Determine how many lines contain the string "color", then reply with that figure only.

(Records)
• • • • • • •

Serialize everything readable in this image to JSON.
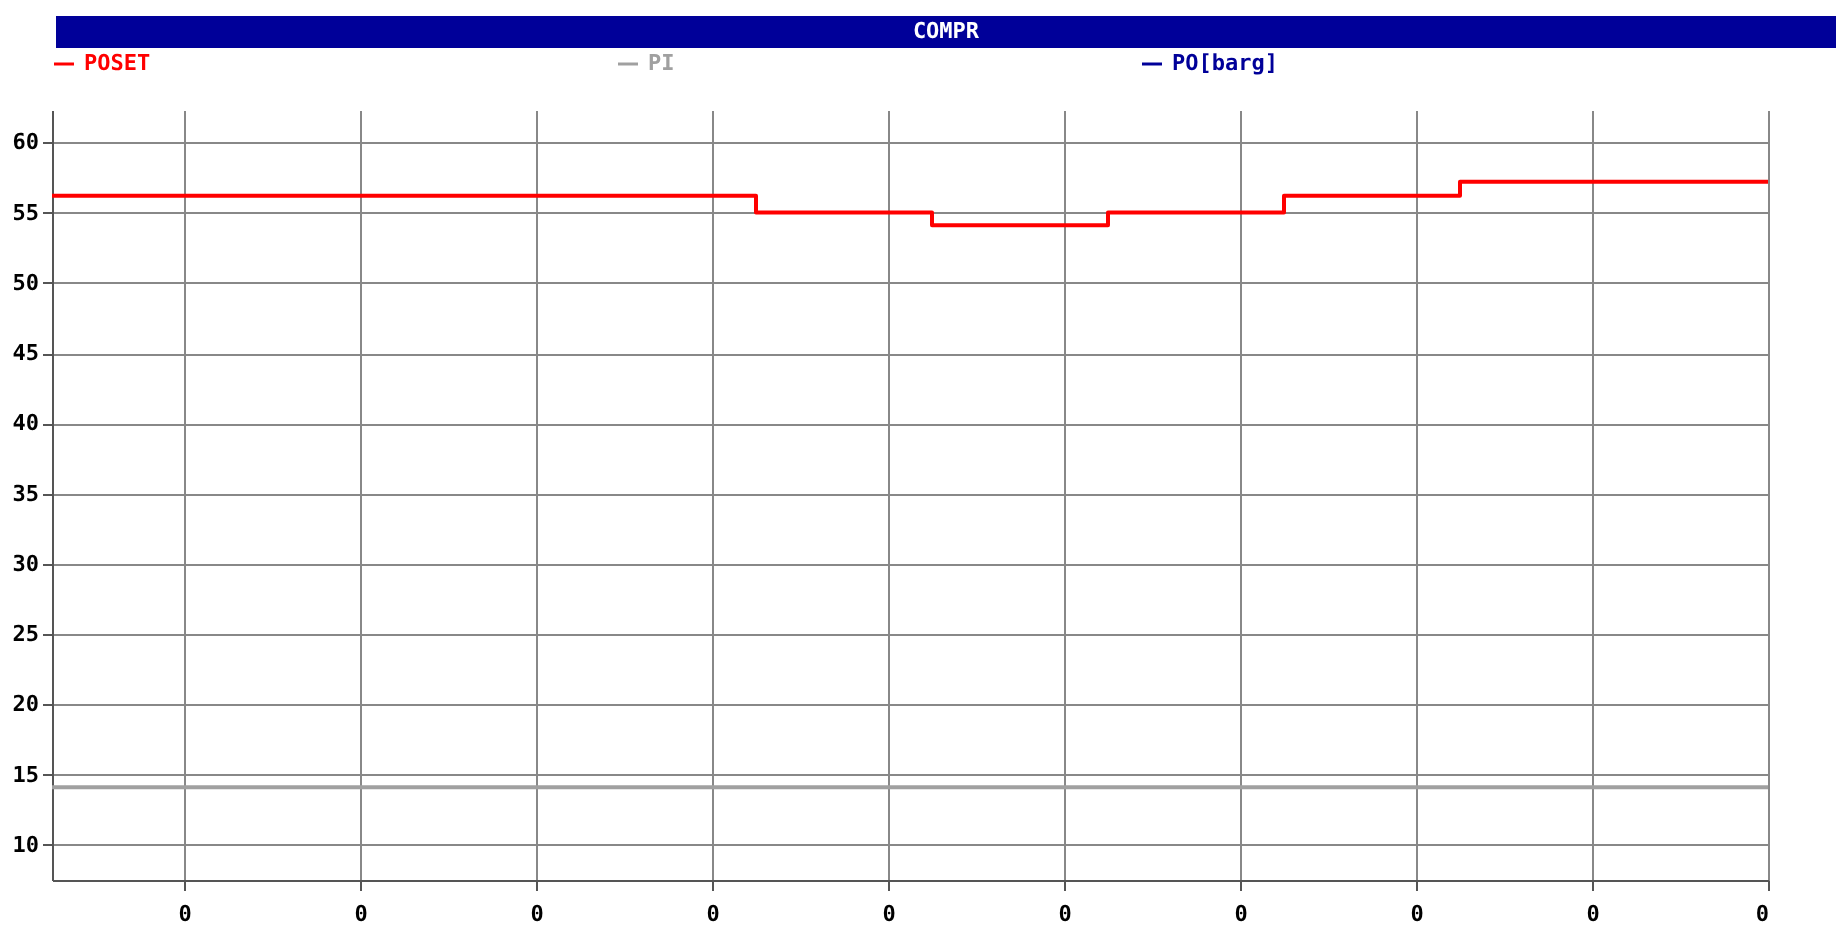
{
  "chart_data": {
    "type": "step",
    "title": "COMPR",
    "categories": [
      null,
      null,
      null,
      "0",
      null,
      null,
      null,
      "0",
      null,
      null,
      null,
      "0",
      null,
      null,
      null,
      "0",
      null,
      null,
      null,
      "0",
      null,
      null,
      null,
      "0",
      null,
      null,
      null,
      "0",
      null,
      null,
      null,
      "0",
      null,
      null,
      null,
      "0",
      null,
      null,
      null,
      "0"
    ],
    "series": [
      {
        "name": "POSET",
        "color": "#ff0000",
        "values": [
          56.2,
          56.2,
          56.2,
          56.2,
          56.2,
          56.2,
          56.2,
          56.2,
          56.2,
          56.2,
          56.2,
          56.2,
          56.2,
          56.2,
          56.2,
          56.2,
          55,
          55,
          55,
          55,
          54.1,
          54.1,
          54.1,
          54.1,
          55,
          55,
          55,
          55,
          56.2,
          56.2,
          56.2,
          56.2,
          57.2,
          57.2,
          57.2,
          57.2,
          57.2,
          57.2,
          57.2,
          57.2
        ]
      },
      {
        "name": "PI",
        "color": "#a0a0a0",
        "values": [
          14.1,
          14.1,
          14.1,
          14.1,
          14.1,
          14.1,
          14.1,
          14.1,
          14.1,
          14.1,
          14.1,
          14.1,
          14.1,
          14.1,
          14.1,
          14.1,
          14.1,
          14.1,
          14.1,
          14.1,
          14.1,
          14.1,
          14.1,
          14.1,
          14.1,
          14.1,
          14.1,
          14.1,
          14.1,
          14.1,
          14.1,
          14.1,
          14.1,
          14.1,
          14.1,
          14.1,
          14.1,
          14.1,
          14.1,
          14.1
        ]
      },
      {
        "name": "PO[barg]",
        "color": "#000099",
        "values": [
          null,
          null,
          null,
          null,
          null,
          null,
          null,
          null,
          null,
          null,
          null,
          null,
          null,
          null,
          null,
          null,
          null,
          null,
          null,
          null,
          null,
          null,
          null,
          null,
          null,
          null,
          null,
          null,
          null,
          null,
          null,
          null,
          null,
          null,
          null,
          null,
          null,
          null,
          null,
          null
        ]
      }
    ],
    "ylim": [
      7.5,
      62.3
    ],
    "yticks": [
      10,
      15,
      20,
      25,
      30,
      35,
      40,
      45,
      50,
      55,
      60
    ],
    "grid": true,
    "legend": "top"
  }
}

• • • • • • •

*COMPLETE ANSWER:* 3